▶ Set exercise: In the notebook below, how many hidden layers does the RoBERTa configuration specify?

▶ Passage:

In [1]:
# Train a ROBERTA from scratch

In [2]:
import os
import torch
from tokenizers import ByteLevelBPETokenizer
from tokenizers.processors import BertProcessing

In [3]:
print(torch.__version__)
torch.cuda.is_available()

1.7.0+cu101


True

In [4]:
base_dir = '../'

model_dir = base_dir + 'model/'
bert_model_dir = model_dir + 'cc100_kn_ROBERTA/'
tokenizer_mdl = model_dir + 'cc100_kn_tokenizer'
if not os.path.exists(tokenizer_mdl):
    os.makedirs(tokenizer_mdl, exist_ok=True)
    
#training_file = base_dir + 'data/news-data.txt'
# Bigger file
training_file = base_dir + '../cc-100_dataset/kn.txt'

In [5]:
VOCAB_SIZE = 52000
MAX_POS_EMB = 514

In [6]:
IS_TRAIN_TOKENIZER = False

In [7]:
# Train and save the tokenizer
if IS_TRAIN_TOKENIZER:
    kn_tokenizer = ByteLevelBPETokenizer()
    print('Saving tokenizer at:', training_file)
    kn_tokenizer.train(files=training_file, vocab_size=VOCAB_SIZE, min_frequency=2, special_tokens=["<s>","<pad>","</s>","<unk>","<mask>"])
    kn_tokenizer.save_model(tokenizer_mdl)
else:
    print('NOT Training the tokenizer now!')

NOT Training the tokenizer now!


In [8]:
# Fine-tune the pre-trained BERT model using RoBERTa configurations
from transformers import RobertaConfig, RobertaForMaskedLM
config = RobertaConfig(vocab_size=VOCAB_SIZE,
    max_position_embeddings=MAX_POS_EMB,
    num_attention_heads=12,
    num_hidden_layers=6,
    type_vocab_size=1)

# Load the model
roberta_model = RobertaForMaskedLM(config)

In [9]:
# Load the trained tokenizer
from transformers import RobertaTokenizer
roberta_tokenizer = RobertaTokenizer.from_pretrained(tokenizer_mdl)

In [10]:
# Dataset loaders
from transformers import DataCollatorForLanguageModeling
from transformers import LineByLineTextDataset

dataset = LineByLineTextDataset(tokenizer=roberta_tokenizer, file_path=training_file, block_size=128)
data_collator = DataCollatorForLanguageModeling(tokenizer=roberta_tokenizer, mlm=True, mlm_probability=0.15)

In [11]:
# Start training the language model
from transformers import Trainer, TrainingArguments

EPOCH=50
BATCH_SIZE=48 #decrease this number for out of memory issues

training_args = TrainingArguments(
    output_dir=bert_model_dir, #dir to save the model
    overwrite_output_dir=True,
    num_train_epochs=EPOCH,
    per_gpu_train_batch_size=BATCH_SIZE,
    save_steps=1000,
    save_total_limit=2)

#define trainer object with above training args
trainer = Trainer(model=roberta_model,
    args=training_args,
    data_collator=data_collator,
    train_dataset=dataset,
    tokenizer=roberta_tokenizer,
    prediction_loss_only=True)



In [12]:
print('Number of parameters:', roberta_model.num_parameters())

▶ Dataset extract:
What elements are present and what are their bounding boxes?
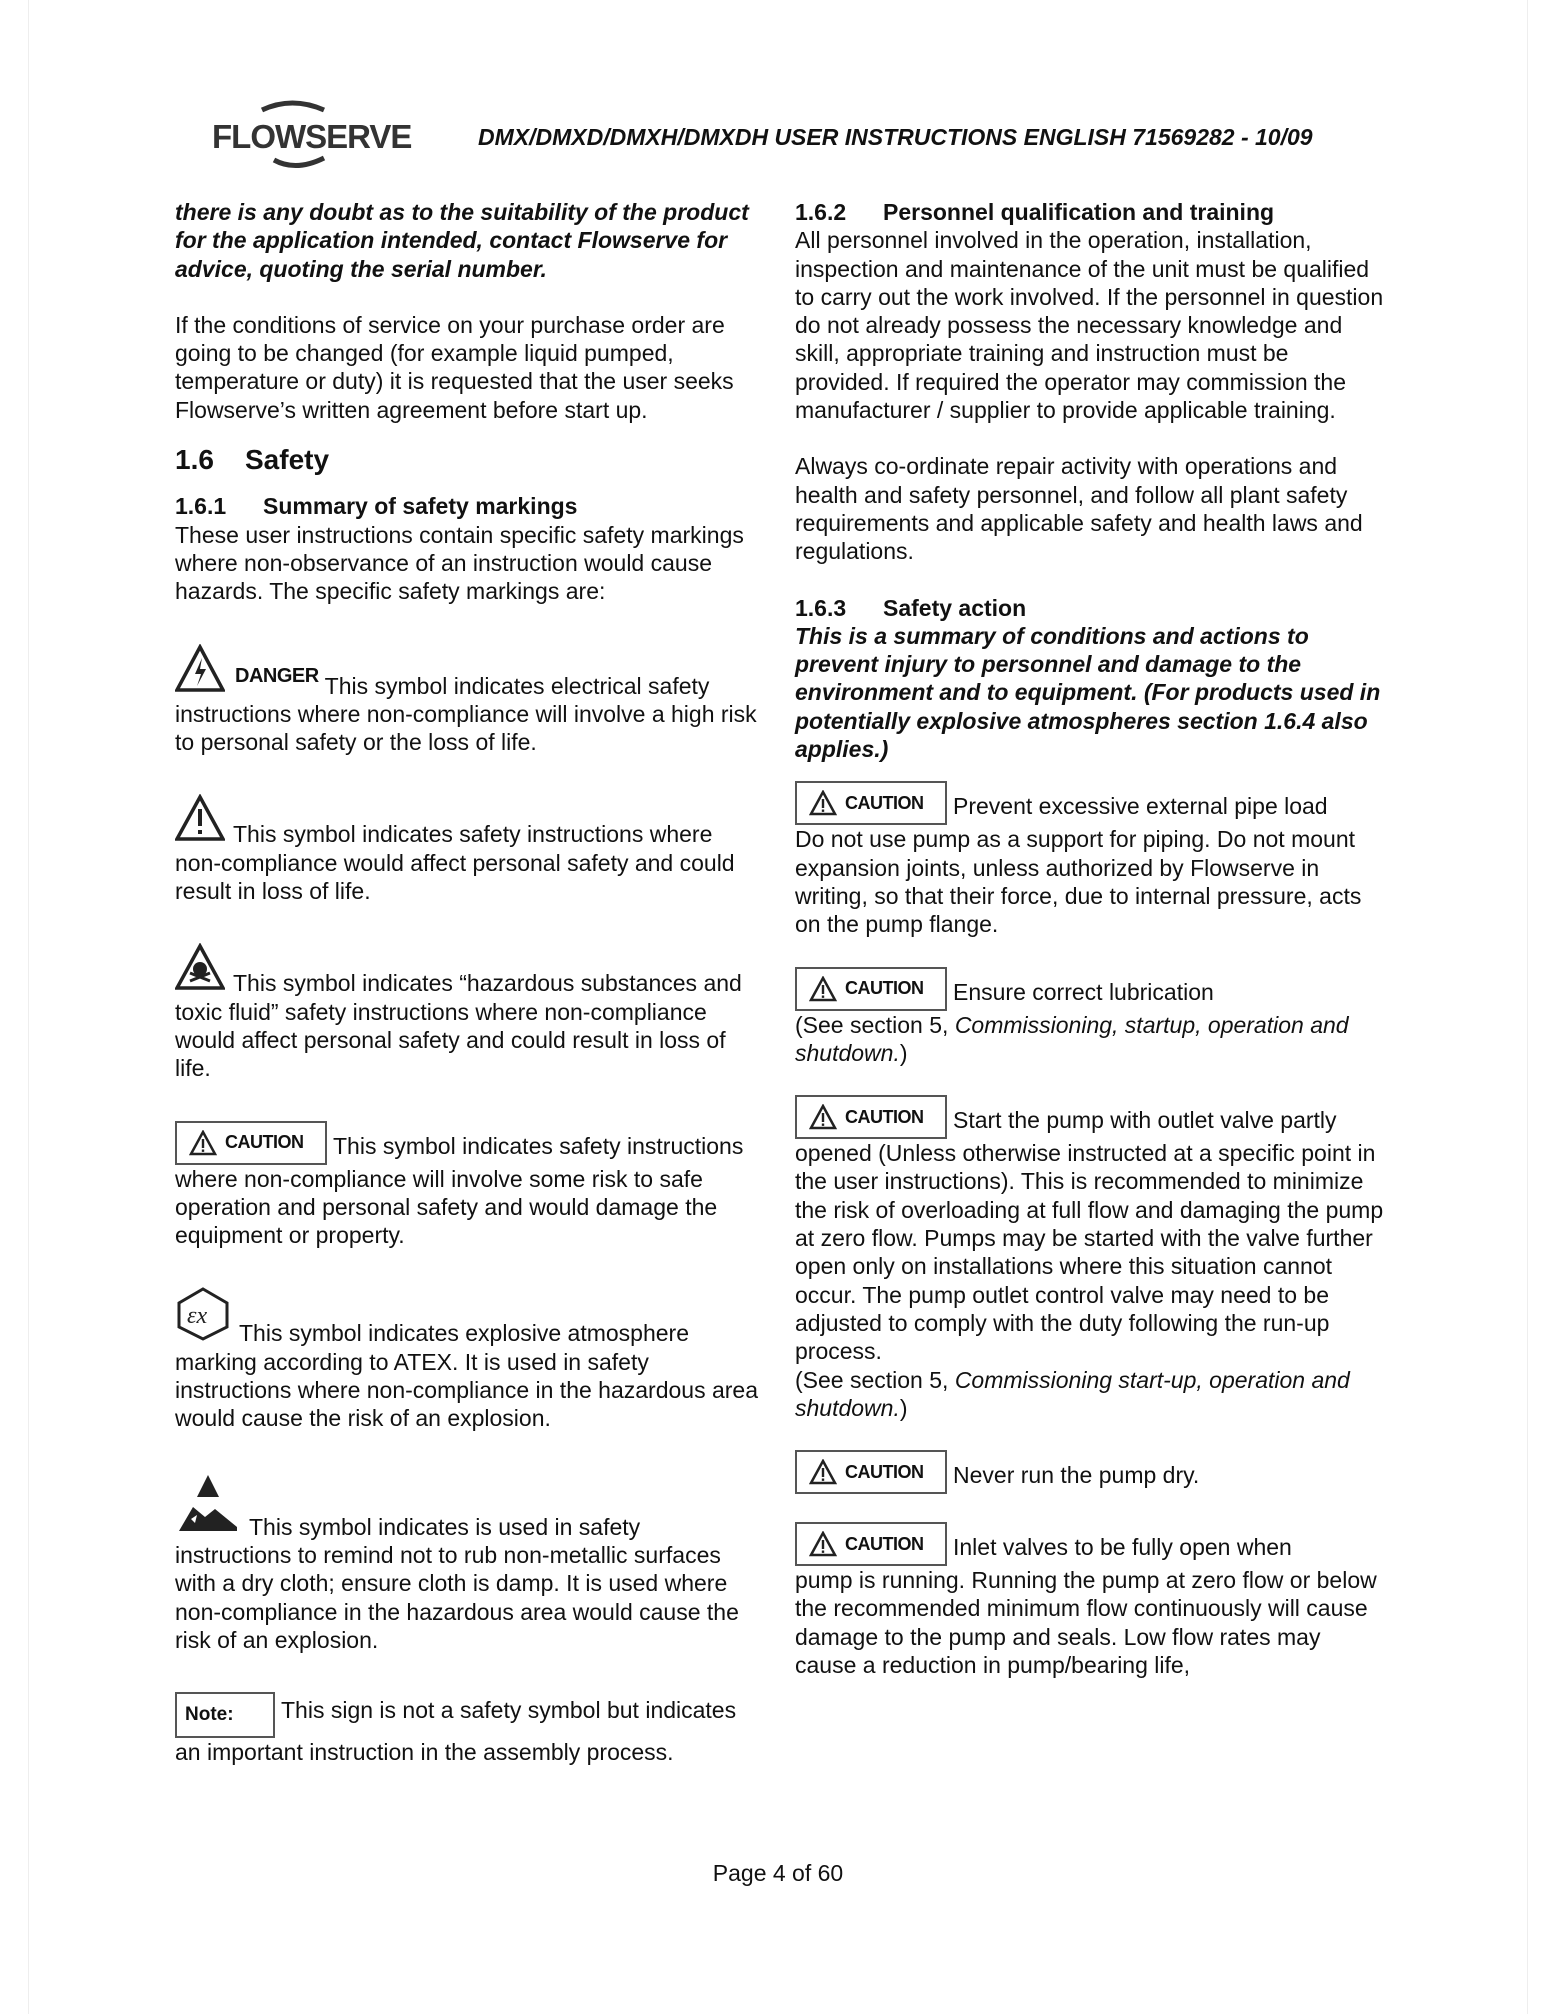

▶ Task result: Six (num_hidden_layers=6).